- [DATASET RECORDS]
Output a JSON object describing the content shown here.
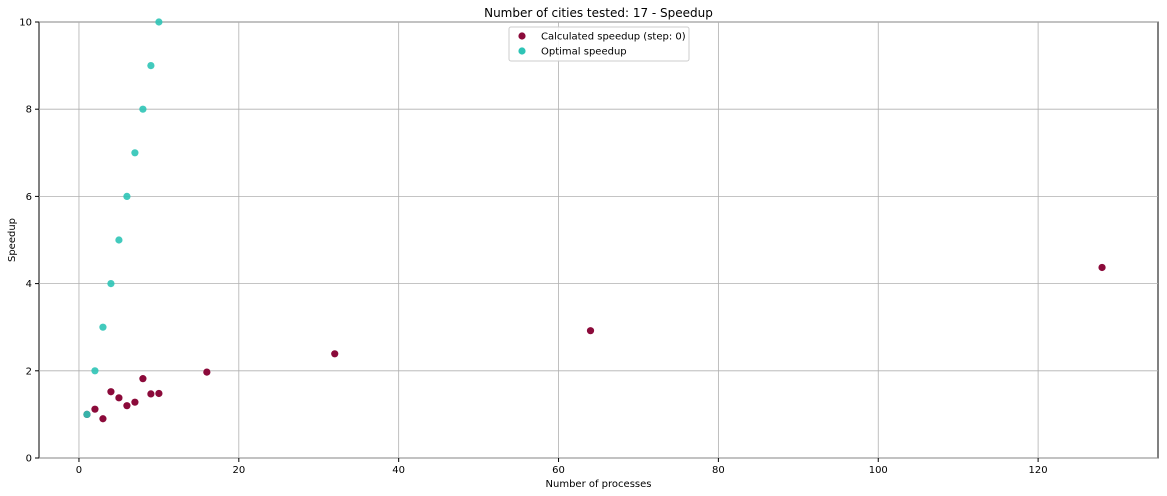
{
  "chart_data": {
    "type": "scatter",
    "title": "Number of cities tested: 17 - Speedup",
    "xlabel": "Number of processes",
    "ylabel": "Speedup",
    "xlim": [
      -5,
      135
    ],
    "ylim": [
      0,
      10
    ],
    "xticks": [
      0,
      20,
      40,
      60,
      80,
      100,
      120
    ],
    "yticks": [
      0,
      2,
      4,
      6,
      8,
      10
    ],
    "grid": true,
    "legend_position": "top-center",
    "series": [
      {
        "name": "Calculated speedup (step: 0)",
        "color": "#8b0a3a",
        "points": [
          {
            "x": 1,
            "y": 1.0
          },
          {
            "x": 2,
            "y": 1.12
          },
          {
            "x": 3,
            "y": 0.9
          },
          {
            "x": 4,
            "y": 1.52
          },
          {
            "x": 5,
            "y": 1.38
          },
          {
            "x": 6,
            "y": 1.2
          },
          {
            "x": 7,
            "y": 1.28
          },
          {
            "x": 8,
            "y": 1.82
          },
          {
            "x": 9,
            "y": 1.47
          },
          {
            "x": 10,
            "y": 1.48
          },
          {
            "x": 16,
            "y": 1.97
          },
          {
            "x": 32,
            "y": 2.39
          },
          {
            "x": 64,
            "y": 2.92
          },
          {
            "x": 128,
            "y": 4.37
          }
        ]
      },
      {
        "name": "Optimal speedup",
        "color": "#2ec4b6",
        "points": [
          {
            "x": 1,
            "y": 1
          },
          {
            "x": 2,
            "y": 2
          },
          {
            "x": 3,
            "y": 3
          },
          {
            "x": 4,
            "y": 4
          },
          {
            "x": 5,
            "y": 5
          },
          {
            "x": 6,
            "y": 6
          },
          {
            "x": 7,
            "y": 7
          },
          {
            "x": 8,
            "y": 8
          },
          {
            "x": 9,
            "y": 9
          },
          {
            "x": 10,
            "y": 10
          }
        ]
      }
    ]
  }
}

...

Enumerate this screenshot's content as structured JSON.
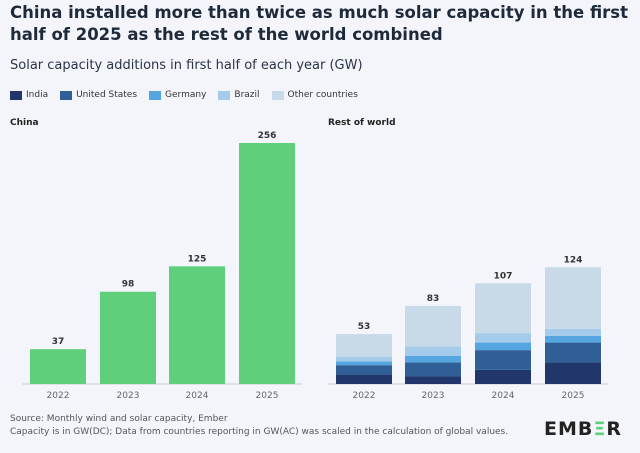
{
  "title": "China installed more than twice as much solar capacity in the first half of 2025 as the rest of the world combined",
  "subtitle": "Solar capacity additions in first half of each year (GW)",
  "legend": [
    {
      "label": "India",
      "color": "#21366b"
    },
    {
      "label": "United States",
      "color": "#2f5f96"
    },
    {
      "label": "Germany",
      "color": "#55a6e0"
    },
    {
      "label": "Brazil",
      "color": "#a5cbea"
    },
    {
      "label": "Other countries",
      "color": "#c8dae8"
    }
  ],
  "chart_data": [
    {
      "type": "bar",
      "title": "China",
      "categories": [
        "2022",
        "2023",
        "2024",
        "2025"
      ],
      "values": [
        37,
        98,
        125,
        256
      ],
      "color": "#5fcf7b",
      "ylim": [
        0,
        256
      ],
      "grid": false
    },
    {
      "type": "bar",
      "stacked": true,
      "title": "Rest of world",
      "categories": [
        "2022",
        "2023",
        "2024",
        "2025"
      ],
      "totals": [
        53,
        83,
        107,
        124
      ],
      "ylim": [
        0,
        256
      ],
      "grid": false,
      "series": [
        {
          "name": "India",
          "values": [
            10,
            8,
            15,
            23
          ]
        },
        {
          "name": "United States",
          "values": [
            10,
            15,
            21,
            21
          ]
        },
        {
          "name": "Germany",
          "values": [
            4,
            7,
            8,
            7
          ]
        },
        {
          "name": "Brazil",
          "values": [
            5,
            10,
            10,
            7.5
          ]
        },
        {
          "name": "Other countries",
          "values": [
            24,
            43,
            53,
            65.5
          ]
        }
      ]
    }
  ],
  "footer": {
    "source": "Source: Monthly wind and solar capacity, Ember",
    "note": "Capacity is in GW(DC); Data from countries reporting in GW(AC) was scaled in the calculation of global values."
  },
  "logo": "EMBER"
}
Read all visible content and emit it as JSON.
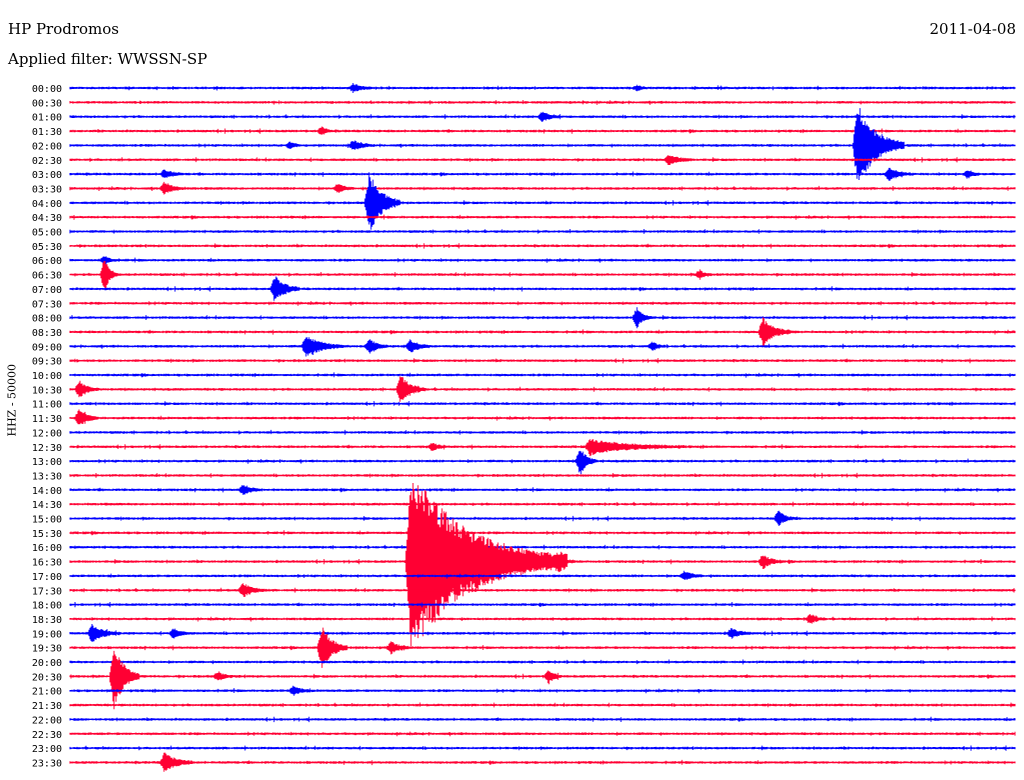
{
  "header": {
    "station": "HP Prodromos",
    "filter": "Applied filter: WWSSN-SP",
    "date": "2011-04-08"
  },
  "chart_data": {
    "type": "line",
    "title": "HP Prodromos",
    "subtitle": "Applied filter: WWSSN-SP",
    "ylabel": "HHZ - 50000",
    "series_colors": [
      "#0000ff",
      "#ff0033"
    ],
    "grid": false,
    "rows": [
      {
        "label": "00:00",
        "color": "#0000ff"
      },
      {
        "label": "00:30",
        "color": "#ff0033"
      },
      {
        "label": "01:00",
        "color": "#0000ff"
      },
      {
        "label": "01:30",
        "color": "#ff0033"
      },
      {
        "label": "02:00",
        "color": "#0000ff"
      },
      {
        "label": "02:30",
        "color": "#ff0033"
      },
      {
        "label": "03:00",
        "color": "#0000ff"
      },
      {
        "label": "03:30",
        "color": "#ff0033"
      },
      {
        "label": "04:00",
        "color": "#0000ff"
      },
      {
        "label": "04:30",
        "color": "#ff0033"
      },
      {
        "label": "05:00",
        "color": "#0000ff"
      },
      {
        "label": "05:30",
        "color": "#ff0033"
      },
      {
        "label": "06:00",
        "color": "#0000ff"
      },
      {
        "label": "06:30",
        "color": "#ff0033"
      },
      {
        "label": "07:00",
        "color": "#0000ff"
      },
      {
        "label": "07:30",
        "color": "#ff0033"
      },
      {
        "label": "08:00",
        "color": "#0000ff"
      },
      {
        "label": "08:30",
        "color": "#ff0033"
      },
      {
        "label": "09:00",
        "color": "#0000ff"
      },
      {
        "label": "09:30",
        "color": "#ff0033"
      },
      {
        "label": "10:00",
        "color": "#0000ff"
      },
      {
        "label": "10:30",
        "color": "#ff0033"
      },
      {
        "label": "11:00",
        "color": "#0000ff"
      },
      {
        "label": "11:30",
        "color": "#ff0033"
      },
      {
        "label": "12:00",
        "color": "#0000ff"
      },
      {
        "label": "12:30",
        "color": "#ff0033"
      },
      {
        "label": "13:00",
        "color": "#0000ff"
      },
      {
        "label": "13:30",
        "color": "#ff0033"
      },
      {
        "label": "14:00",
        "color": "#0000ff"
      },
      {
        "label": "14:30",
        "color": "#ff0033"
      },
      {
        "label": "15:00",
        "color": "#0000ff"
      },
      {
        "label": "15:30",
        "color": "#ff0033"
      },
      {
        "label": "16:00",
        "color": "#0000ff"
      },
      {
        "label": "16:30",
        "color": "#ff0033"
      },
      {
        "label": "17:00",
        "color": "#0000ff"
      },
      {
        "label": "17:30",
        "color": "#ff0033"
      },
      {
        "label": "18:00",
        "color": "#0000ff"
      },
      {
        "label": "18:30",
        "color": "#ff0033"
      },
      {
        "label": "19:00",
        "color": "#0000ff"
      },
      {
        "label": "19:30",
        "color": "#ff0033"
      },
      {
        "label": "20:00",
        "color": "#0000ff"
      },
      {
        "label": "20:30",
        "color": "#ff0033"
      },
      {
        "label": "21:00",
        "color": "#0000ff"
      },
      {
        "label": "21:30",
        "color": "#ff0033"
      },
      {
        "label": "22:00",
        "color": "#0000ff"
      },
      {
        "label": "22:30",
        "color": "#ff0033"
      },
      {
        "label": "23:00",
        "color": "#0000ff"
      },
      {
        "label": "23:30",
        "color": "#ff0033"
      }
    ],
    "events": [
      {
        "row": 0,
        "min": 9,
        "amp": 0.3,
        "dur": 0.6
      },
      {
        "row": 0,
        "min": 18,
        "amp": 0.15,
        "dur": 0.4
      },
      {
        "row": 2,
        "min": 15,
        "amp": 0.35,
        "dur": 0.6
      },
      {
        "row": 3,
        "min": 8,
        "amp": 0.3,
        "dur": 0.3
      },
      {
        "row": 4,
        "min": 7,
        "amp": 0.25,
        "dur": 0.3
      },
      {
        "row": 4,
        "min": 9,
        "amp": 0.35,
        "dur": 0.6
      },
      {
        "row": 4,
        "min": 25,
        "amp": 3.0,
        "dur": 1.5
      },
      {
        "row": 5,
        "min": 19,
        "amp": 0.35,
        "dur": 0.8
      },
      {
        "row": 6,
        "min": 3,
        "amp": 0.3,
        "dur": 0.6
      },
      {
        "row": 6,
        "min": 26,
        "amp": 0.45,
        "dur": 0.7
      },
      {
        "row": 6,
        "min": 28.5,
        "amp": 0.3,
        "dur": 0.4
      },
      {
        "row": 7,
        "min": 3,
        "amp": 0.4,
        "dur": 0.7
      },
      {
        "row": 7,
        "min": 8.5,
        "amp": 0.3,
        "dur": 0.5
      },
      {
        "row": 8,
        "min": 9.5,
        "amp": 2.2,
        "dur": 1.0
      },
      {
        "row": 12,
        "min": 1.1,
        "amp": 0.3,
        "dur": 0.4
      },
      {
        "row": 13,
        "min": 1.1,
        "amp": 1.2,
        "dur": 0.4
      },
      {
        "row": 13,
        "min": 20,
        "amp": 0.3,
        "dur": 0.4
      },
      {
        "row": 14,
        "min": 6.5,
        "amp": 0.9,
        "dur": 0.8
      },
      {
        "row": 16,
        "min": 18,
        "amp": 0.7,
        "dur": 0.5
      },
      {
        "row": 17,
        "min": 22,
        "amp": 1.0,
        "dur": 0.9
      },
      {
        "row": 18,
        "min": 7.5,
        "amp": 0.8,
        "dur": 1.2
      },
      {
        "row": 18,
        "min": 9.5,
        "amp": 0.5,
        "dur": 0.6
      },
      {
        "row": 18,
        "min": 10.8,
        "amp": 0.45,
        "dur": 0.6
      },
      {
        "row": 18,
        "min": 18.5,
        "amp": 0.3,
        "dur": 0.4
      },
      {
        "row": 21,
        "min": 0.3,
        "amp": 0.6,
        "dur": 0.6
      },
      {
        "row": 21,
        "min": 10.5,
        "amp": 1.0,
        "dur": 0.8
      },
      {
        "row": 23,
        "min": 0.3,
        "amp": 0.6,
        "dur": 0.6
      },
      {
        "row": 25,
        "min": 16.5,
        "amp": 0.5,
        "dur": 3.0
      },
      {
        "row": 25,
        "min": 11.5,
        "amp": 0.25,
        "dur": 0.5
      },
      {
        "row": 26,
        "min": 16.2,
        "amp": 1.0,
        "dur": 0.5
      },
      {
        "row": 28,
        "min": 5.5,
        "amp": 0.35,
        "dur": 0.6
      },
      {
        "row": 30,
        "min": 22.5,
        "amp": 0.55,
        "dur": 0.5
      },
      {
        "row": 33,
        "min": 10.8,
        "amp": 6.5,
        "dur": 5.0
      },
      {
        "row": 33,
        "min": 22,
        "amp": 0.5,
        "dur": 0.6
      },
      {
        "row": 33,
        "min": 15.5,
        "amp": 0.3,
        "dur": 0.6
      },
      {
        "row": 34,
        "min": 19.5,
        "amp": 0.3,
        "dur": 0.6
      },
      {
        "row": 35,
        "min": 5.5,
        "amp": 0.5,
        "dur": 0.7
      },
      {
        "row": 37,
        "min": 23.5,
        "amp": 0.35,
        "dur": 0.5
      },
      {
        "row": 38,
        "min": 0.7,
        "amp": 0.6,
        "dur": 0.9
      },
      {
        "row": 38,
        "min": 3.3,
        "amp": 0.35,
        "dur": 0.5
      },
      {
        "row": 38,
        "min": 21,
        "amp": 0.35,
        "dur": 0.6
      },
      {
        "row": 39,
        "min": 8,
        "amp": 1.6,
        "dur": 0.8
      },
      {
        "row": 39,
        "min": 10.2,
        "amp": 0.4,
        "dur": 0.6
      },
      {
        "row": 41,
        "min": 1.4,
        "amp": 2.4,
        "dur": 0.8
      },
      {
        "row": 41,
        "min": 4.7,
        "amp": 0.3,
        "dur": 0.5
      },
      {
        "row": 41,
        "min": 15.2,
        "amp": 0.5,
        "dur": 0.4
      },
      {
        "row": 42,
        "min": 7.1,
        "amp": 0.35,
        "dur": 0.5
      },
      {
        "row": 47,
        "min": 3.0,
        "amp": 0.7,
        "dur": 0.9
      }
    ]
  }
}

- [INSTRUCTION] Gather and return every line that holds the string "United".

- [FULL OUTPUT]
      "label": "United States",
          "name": "United States",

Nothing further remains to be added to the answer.